"""
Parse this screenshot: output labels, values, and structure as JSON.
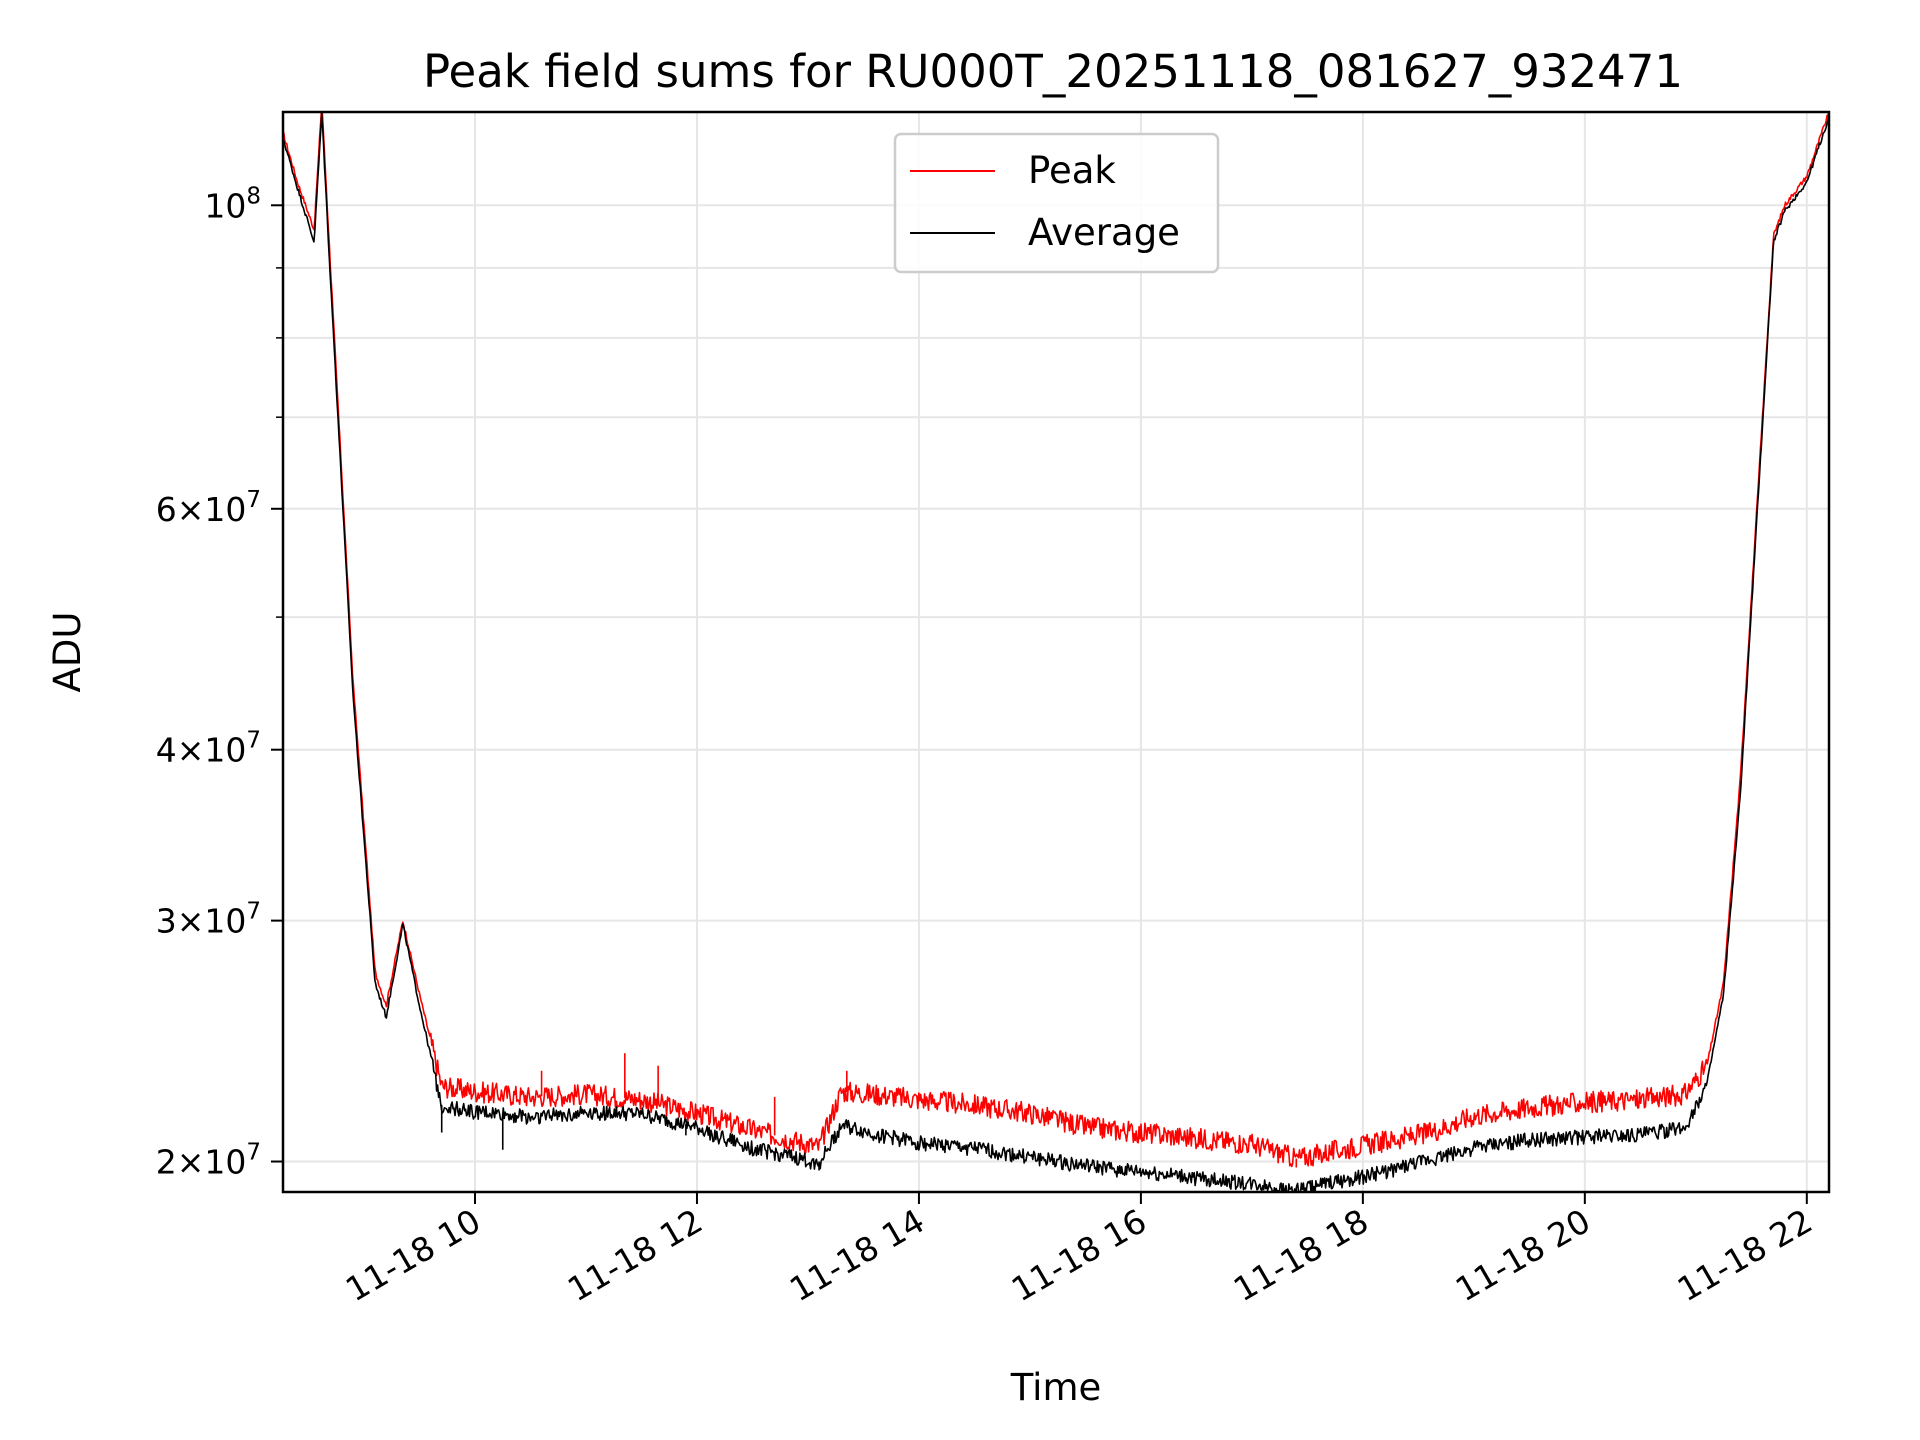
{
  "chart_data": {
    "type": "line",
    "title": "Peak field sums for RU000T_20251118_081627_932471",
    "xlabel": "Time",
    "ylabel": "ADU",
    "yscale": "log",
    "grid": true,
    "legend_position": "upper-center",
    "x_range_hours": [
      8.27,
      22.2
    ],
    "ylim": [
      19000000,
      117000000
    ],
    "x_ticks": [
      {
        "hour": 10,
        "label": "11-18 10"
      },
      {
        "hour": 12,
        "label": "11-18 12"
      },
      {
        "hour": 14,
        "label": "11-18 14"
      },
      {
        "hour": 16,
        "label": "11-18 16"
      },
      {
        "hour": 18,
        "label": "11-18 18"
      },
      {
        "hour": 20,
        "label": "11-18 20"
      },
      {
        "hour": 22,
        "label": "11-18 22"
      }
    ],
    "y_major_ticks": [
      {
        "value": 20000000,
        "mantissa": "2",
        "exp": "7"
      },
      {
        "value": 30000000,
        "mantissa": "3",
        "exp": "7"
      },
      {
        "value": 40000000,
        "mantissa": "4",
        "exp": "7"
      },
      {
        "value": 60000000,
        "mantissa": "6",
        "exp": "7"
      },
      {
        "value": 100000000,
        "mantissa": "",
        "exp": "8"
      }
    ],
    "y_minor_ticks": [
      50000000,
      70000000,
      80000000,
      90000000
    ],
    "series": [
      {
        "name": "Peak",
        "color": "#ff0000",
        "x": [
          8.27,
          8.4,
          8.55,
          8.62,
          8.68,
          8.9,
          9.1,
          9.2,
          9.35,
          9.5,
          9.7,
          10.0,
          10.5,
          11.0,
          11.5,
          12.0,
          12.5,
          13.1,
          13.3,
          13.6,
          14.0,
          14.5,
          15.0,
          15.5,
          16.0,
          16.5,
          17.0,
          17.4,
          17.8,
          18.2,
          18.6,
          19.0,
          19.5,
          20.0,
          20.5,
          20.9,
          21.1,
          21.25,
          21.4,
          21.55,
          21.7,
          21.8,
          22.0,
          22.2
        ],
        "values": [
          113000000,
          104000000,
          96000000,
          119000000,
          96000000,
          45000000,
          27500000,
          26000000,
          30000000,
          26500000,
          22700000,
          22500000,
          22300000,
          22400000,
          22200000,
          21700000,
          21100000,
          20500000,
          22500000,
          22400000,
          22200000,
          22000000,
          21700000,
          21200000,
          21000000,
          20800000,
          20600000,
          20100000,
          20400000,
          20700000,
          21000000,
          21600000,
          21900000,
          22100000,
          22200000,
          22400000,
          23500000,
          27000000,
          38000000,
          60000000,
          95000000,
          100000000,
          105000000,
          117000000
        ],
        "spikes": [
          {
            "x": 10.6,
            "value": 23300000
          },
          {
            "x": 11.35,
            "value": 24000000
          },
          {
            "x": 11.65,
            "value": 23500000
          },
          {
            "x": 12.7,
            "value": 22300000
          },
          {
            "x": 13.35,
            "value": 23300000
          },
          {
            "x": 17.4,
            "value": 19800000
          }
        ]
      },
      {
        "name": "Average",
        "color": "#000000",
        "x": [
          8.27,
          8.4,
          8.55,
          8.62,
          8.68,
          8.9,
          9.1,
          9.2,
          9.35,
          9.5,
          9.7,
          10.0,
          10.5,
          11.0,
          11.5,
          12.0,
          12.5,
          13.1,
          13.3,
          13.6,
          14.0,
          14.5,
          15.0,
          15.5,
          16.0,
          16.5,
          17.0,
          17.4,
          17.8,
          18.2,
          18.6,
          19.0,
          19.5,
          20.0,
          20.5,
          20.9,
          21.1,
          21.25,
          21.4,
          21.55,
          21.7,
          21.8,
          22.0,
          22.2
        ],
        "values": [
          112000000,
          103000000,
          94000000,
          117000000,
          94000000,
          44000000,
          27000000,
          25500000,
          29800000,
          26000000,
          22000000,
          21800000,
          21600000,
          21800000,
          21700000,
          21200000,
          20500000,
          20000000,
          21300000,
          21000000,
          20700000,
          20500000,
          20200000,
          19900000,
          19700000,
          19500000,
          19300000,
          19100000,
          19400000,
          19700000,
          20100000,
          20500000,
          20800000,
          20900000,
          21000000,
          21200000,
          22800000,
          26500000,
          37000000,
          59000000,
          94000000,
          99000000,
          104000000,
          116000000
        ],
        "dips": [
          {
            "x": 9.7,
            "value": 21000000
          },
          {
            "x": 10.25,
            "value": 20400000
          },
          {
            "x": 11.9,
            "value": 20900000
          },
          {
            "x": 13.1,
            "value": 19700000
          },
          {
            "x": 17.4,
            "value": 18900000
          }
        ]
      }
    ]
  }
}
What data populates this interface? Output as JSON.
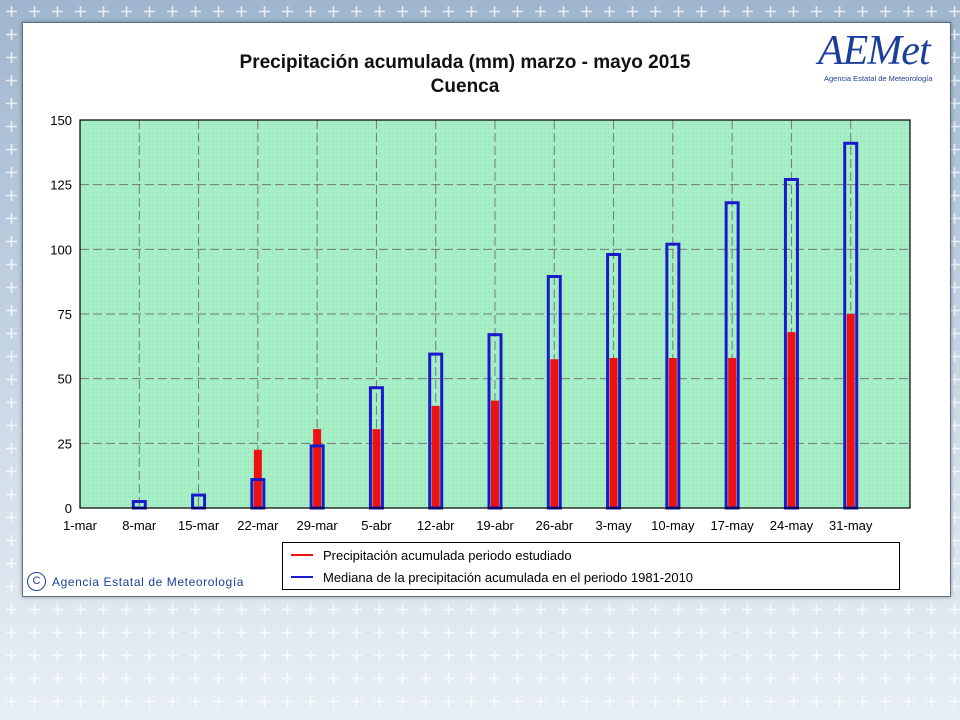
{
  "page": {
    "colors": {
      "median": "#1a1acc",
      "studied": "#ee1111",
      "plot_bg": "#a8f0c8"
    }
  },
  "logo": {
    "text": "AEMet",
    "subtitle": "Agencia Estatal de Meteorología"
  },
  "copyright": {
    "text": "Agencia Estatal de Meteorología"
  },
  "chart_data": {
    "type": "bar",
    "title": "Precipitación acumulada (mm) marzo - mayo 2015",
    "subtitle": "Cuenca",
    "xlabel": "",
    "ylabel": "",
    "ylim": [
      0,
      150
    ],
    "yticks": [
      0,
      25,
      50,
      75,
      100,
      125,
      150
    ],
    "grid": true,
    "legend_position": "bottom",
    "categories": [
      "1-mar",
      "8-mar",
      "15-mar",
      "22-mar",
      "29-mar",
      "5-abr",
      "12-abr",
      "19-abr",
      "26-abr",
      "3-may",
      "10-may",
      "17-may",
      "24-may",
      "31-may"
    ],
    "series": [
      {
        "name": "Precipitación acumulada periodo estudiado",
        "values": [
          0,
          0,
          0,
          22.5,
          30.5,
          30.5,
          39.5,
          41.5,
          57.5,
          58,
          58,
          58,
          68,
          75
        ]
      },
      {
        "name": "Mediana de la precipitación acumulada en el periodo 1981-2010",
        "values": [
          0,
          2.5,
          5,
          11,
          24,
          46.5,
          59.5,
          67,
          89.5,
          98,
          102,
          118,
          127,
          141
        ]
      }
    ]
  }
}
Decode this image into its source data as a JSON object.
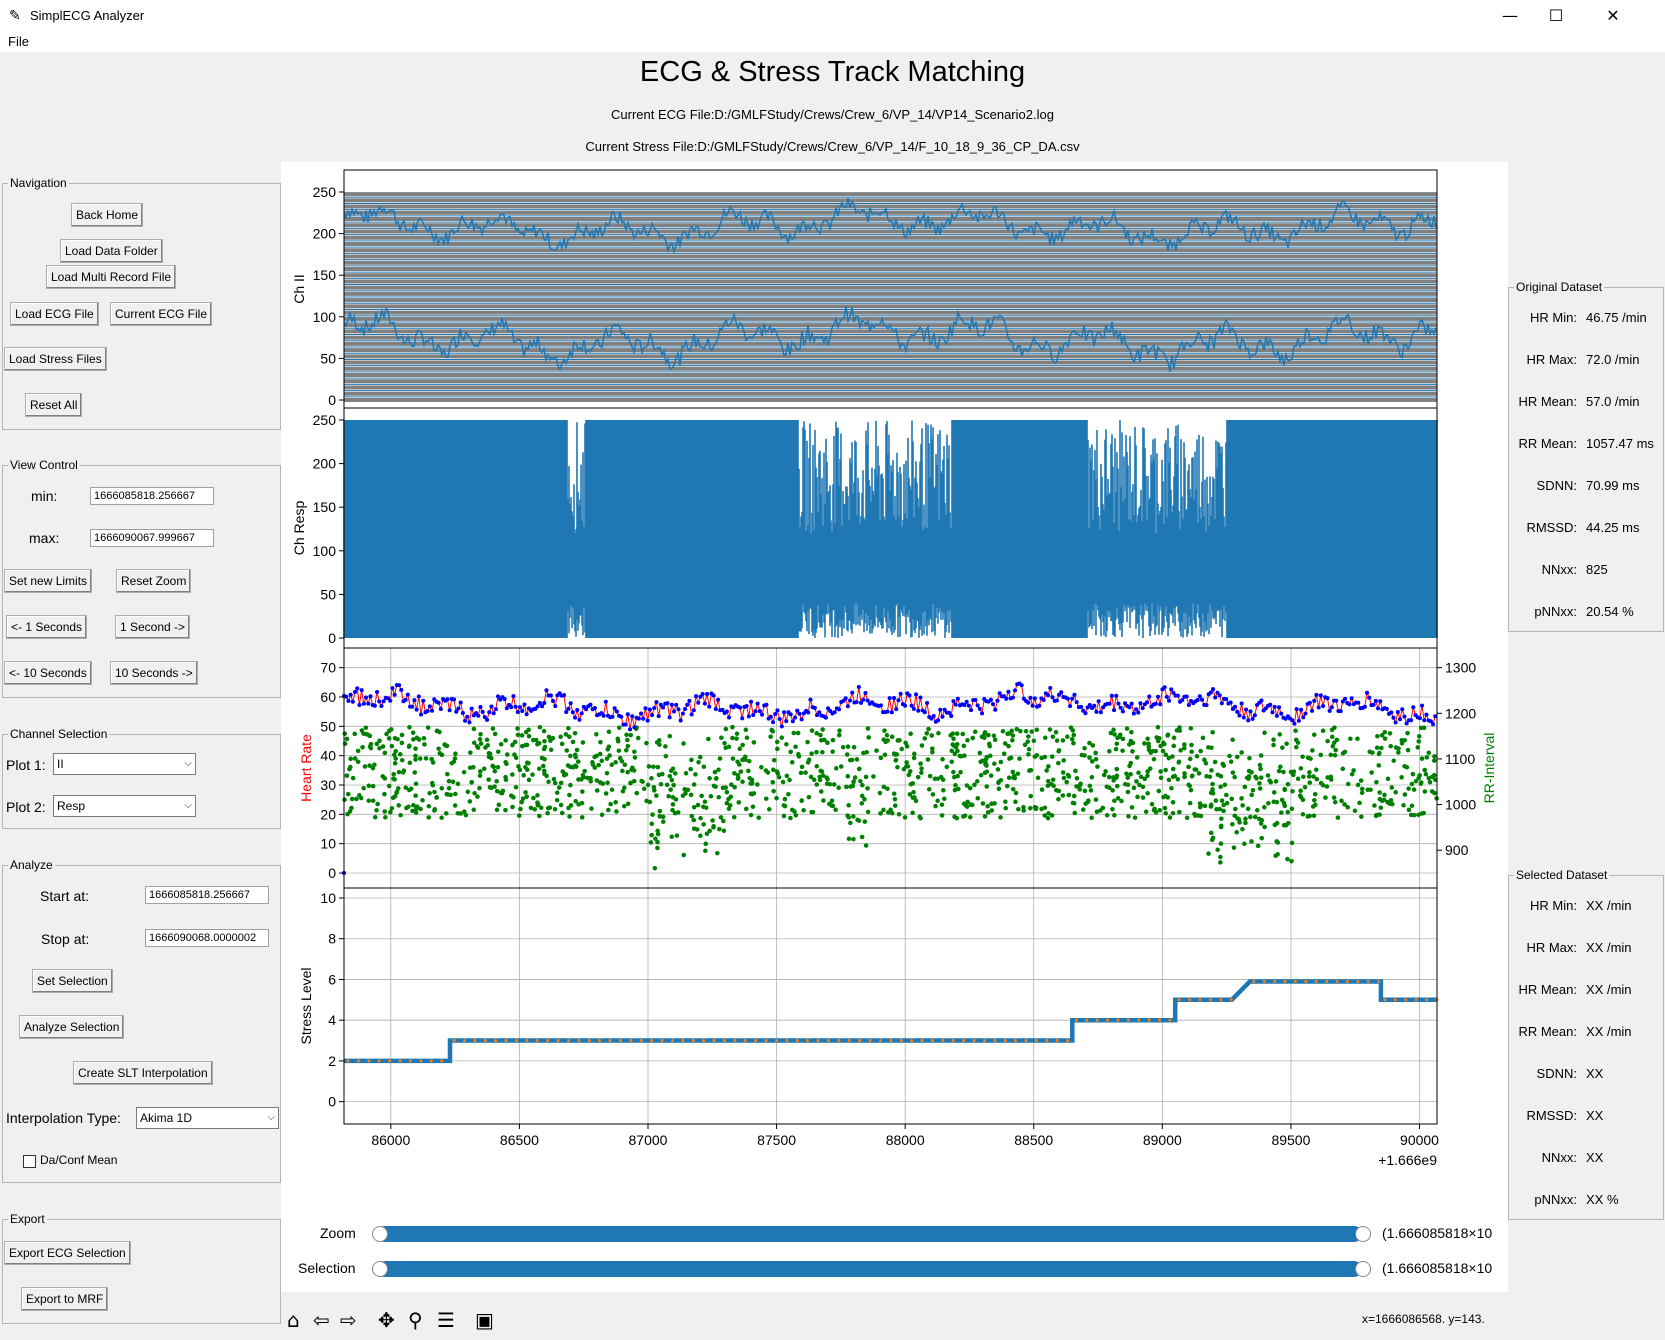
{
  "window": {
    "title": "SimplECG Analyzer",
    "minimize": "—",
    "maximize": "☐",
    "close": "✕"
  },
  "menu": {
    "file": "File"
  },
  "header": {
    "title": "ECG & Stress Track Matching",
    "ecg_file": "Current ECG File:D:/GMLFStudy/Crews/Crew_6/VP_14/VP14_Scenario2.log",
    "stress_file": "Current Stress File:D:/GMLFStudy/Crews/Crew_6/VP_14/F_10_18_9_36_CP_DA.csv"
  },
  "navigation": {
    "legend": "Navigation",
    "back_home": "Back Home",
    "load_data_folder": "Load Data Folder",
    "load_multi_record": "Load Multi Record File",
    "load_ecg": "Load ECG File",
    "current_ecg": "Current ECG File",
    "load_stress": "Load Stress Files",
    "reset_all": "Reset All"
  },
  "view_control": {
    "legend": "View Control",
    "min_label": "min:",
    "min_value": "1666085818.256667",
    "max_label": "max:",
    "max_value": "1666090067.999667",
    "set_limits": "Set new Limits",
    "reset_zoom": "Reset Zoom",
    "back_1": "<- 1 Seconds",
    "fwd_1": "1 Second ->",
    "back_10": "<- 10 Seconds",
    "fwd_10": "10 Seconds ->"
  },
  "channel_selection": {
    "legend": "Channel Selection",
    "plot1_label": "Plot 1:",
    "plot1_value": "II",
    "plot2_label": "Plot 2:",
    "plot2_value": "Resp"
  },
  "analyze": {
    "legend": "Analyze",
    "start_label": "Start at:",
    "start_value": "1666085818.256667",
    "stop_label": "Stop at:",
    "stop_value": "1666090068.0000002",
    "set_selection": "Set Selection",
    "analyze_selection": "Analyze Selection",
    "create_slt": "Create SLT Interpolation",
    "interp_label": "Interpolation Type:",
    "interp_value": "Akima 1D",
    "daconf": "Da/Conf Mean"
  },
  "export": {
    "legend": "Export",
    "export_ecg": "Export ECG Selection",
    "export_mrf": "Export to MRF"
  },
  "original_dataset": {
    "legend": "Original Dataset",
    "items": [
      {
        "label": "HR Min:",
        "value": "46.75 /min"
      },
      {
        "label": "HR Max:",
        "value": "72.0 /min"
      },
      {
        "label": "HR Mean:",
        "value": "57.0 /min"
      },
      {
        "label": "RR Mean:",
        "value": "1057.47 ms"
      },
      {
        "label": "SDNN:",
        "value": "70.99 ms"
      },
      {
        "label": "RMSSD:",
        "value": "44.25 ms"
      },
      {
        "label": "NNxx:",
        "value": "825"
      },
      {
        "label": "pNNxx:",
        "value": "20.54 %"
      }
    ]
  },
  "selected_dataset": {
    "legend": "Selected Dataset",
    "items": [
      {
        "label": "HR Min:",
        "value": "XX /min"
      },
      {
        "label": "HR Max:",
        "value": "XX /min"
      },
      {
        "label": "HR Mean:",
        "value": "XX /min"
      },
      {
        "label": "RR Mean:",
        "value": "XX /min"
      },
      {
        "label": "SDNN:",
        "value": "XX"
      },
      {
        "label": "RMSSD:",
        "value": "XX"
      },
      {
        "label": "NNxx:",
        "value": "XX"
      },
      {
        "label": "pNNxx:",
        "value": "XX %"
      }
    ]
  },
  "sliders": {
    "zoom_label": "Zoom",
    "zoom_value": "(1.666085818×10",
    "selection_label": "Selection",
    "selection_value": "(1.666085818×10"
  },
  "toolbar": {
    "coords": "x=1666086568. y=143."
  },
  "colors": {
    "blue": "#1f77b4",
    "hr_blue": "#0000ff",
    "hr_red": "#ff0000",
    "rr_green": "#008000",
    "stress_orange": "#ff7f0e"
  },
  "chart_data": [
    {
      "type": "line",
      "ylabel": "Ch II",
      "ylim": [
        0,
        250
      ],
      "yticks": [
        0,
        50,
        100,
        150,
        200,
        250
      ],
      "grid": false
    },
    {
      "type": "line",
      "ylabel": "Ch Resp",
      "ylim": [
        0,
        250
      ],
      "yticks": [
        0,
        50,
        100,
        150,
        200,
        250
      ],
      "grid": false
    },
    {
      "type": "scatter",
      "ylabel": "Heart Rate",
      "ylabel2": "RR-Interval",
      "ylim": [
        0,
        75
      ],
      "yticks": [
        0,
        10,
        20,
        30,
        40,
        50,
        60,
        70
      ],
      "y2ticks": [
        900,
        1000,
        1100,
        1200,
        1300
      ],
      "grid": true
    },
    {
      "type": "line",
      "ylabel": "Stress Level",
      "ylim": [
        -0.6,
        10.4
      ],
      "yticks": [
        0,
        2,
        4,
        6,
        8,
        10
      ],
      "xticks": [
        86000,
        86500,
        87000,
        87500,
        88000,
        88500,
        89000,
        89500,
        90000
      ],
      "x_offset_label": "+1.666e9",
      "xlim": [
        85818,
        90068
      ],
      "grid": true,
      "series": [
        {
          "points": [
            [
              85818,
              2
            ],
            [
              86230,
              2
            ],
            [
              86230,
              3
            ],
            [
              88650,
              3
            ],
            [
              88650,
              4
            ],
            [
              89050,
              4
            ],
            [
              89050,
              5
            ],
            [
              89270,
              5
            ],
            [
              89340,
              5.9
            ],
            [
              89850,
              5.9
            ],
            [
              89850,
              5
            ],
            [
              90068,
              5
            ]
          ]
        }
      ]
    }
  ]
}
"""
Pick out each line above that includes "this" and show it.

Parse this screenshot: output labels, values, and structure as JSON.
What data populates this interface? Output as JSON.
Decode this image into its source data as a JSON object.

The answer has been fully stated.